* Exercise objective *
Your answer should be a single number: the count of lines that include "JSON".

-- start of Task input --

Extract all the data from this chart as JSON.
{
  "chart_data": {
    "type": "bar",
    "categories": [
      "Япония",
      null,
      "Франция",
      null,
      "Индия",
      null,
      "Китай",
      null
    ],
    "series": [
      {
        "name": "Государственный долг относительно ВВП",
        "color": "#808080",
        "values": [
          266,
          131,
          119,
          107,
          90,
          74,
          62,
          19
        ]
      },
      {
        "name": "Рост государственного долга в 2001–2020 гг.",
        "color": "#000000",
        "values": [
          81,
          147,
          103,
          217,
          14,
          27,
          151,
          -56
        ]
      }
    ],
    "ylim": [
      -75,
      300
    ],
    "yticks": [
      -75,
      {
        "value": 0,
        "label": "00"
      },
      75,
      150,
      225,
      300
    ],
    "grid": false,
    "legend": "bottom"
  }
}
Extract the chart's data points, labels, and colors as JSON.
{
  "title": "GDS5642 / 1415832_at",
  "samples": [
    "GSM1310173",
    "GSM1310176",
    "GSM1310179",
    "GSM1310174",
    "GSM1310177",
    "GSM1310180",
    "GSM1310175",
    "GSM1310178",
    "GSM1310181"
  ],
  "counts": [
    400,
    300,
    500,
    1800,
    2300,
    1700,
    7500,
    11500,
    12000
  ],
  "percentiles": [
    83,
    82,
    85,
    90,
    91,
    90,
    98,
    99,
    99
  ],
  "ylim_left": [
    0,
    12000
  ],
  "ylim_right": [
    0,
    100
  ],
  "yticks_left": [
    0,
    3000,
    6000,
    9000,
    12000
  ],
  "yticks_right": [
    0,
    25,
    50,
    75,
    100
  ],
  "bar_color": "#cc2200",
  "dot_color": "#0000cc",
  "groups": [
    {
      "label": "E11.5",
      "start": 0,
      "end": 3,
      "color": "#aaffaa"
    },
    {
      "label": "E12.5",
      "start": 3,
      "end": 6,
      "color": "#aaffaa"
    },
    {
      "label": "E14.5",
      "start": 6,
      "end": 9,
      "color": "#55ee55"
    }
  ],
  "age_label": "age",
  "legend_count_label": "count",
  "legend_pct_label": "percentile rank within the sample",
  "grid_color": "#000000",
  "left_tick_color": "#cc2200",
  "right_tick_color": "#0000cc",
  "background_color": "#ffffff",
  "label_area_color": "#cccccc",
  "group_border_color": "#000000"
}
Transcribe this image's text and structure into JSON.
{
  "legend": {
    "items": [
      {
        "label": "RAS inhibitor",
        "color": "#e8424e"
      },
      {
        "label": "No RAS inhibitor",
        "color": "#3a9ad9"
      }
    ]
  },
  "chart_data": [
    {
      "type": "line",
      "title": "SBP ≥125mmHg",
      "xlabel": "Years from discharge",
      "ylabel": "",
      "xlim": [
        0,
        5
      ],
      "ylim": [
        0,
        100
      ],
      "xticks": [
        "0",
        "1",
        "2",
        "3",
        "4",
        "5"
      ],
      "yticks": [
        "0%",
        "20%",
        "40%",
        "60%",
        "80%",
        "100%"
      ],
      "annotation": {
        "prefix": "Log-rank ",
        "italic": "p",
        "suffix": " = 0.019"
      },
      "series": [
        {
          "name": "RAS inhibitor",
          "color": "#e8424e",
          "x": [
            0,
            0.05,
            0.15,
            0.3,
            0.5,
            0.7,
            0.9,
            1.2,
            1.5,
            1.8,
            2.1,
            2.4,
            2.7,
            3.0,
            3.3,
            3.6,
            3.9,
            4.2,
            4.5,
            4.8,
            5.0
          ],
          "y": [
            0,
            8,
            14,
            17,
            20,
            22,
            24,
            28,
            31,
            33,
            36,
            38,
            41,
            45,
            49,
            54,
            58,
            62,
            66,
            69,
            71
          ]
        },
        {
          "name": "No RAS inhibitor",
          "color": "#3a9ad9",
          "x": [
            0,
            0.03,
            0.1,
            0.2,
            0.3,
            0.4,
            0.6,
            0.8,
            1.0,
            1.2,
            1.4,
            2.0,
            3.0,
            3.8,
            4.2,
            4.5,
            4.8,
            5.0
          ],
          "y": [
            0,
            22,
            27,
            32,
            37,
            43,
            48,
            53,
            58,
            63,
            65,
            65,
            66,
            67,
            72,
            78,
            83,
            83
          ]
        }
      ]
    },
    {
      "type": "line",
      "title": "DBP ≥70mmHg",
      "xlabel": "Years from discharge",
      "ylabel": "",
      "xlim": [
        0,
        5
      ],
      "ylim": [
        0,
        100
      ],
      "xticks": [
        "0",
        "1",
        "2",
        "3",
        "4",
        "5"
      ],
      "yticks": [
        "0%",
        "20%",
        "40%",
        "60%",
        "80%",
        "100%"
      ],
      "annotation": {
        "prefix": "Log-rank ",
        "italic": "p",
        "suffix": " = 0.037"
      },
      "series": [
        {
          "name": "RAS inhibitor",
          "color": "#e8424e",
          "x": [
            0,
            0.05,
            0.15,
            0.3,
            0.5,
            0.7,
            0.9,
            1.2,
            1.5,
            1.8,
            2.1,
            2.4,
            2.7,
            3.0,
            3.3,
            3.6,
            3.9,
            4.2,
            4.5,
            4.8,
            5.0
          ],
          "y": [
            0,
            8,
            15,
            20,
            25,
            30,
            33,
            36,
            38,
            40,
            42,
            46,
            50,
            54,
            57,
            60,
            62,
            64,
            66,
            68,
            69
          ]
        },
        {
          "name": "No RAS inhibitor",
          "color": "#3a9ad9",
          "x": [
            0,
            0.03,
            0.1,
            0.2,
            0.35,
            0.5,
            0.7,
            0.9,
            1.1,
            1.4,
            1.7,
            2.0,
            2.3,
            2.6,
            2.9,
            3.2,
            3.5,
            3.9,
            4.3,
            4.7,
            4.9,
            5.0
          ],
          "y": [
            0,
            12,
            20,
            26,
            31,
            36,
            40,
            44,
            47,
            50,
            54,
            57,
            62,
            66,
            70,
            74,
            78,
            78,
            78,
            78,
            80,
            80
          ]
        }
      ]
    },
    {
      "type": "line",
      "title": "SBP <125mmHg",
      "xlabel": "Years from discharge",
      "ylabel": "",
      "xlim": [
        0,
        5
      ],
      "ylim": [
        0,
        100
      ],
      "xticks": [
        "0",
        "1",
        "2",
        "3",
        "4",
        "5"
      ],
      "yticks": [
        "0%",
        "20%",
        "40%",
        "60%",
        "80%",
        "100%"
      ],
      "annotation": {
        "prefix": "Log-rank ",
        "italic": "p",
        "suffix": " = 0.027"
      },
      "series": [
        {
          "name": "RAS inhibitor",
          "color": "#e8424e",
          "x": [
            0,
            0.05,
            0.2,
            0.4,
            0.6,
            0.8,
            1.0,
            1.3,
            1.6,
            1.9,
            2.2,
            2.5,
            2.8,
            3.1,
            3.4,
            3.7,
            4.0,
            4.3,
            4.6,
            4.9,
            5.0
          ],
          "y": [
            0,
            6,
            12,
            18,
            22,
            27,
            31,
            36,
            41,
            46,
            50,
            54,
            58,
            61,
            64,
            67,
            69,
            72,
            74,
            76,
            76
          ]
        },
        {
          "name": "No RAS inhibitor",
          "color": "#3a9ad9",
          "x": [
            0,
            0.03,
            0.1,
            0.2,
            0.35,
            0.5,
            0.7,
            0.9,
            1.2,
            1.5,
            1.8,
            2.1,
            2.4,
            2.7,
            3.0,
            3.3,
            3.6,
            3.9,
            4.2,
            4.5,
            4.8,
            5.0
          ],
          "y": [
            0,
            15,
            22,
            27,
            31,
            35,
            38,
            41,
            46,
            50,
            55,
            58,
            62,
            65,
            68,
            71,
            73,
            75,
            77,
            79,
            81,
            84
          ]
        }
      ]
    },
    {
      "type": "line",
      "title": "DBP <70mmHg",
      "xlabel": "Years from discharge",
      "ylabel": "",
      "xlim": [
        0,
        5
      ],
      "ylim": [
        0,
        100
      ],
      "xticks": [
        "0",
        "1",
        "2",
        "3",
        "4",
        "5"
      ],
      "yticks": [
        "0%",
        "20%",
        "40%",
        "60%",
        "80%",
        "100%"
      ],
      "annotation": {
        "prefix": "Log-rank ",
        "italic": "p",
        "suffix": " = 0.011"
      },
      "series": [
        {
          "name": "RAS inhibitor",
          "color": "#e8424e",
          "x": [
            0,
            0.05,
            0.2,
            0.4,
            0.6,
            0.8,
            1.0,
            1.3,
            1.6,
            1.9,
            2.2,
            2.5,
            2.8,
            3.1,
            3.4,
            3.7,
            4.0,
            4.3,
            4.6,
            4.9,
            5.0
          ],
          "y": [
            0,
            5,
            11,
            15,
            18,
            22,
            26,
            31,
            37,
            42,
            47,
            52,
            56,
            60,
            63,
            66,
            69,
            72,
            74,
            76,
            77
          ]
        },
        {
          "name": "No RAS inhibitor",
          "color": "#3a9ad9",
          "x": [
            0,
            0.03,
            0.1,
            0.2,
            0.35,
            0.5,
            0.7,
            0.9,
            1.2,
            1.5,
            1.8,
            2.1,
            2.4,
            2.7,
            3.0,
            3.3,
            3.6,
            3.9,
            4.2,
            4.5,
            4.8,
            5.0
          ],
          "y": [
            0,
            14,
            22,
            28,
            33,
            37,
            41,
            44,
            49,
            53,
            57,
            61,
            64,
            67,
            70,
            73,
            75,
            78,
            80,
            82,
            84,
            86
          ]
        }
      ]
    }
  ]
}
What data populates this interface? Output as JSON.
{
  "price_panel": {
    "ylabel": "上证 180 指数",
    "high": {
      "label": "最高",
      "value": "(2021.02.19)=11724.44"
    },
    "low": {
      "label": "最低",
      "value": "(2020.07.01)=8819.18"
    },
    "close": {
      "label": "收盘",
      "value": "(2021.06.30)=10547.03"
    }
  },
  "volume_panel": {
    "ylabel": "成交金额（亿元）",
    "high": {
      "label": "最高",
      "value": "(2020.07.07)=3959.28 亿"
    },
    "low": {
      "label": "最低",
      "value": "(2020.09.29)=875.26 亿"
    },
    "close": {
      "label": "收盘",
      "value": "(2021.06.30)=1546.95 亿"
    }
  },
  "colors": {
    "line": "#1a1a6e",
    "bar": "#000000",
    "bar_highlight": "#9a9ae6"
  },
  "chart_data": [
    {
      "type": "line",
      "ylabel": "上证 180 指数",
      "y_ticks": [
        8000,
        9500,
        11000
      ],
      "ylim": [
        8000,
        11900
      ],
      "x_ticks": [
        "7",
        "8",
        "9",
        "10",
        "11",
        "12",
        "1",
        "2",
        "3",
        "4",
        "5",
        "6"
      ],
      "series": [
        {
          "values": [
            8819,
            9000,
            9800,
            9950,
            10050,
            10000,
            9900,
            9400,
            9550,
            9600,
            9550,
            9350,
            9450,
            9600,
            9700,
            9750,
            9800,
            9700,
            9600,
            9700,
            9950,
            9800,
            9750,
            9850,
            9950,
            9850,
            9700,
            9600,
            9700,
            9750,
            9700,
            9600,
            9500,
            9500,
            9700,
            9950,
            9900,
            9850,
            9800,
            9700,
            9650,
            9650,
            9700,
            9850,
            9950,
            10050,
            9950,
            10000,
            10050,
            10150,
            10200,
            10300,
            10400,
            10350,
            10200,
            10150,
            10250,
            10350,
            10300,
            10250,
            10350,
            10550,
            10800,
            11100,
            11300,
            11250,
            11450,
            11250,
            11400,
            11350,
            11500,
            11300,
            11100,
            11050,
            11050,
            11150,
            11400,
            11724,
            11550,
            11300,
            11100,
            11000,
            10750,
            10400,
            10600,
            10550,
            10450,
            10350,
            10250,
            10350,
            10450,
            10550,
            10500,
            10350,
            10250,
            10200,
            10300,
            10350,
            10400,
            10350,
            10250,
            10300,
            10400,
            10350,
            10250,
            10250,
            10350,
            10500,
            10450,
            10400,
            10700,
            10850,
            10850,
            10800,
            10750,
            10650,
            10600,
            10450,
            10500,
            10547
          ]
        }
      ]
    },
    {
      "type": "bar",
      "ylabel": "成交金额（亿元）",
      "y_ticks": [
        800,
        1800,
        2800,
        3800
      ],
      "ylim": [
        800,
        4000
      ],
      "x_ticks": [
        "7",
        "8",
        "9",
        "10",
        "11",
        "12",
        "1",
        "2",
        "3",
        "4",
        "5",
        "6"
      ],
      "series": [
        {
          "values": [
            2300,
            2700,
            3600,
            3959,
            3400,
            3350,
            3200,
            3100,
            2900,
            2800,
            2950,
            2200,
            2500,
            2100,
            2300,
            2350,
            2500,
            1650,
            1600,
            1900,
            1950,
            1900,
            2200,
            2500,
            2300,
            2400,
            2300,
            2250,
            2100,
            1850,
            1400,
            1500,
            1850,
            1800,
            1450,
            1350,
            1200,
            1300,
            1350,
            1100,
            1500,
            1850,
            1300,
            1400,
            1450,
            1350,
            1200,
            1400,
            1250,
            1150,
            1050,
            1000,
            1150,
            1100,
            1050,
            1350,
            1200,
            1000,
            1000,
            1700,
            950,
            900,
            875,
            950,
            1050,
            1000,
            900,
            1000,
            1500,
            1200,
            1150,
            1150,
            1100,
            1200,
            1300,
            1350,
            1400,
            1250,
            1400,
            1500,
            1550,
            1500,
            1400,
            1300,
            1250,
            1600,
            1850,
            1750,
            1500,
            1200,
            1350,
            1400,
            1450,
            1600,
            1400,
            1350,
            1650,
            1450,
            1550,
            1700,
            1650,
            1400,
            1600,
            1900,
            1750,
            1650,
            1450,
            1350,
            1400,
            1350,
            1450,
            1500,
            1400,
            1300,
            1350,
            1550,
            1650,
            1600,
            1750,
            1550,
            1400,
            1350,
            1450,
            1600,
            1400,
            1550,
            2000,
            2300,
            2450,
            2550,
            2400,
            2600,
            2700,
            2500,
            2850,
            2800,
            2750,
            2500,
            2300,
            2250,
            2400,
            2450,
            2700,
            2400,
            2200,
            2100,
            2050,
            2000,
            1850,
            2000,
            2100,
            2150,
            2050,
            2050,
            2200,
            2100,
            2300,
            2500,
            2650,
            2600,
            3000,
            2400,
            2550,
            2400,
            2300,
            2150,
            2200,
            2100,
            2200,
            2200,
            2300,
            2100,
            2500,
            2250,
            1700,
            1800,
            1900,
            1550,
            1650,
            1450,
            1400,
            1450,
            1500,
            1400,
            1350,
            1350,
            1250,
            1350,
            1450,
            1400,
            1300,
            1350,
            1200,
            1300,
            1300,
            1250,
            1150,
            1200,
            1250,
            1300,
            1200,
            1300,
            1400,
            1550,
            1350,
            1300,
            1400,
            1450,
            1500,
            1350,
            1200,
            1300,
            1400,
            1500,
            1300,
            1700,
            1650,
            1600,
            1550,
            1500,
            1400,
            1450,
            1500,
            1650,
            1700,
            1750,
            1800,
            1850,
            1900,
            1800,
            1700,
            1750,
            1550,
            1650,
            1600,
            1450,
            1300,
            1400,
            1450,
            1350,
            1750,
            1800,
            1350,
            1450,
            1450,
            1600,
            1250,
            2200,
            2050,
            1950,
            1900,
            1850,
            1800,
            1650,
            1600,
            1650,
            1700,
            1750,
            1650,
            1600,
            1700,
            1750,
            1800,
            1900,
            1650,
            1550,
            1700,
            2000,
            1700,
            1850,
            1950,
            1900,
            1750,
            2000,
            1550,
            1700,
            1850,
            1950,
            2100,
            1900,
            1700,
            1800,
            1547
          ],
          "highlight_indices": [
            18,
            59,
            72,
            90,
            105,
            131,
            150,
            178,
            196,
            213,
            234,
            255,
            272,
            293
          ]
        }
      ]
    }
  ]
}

-- end of Task input --

* Reply to the exercise *
4